Find each line with the string "arcsec" and report it.

Records that describe figures
---*---
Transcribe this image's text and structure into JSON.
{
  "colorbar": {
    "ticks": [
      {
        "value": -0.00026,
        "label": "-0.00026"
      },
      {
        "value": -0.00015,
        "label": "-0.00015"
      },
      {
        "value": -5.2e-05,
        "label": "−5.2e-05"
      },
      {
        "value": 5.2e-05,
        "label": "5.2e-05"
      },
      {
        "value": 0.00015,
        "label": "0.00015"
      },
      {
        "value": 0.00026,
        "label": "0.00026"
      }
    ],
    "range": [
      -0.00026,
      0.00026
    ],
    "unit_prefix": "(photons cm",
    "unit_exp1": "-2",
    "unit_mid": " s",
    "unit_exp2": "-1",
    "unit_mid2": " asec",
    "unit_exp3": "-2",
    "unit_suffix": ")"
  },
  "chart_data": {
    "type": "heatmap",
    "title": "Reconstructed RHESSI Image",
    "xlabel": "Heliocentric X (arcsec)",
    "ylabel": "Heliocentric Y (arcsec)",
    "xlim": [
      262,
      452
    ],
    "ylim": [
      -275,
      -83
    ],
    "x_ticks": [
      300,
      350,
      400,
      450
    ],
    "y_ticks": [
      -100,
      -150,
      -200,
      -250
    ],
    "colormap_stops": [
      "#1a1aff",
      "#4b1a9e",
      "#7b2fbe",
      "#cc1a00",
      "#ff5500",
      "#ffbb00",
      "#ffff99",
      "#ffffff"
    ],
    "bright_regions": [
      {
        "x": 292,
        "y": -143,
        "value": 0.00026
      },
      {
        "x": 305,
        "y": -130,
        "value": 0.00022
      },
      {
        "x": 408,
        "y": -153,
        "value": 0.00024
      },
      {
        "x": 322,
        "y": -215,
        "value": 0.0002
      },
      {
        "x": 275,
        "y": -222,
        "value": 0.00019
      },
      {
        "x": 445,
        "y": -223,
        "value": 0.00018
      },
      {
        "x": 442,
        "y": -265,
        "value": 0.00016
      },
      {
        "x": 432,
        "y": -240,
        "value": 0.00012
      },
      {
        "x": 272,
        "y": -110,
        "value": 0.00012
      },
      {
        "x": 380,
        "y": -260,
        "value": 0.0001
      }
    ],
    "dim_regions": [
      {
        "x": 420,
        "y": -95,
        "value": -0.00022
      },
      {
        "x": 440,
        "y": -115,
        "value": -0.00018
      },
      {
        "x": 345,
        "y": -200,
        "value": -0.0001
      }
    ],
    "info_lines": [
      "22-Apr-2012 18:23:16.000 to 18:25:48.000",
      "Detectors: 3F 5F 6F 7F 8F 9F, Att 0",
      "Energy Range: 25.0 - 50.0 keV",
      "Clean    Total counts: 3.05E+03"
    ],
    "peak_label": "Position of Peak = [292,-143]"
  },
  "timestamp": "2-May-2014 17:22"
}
---*---
### RESULT OF THIS EXERCISE
    "xlabel": "Heliocentric X (arcsec)",
    "ylabel": "Heliocentric Y (arcsec)",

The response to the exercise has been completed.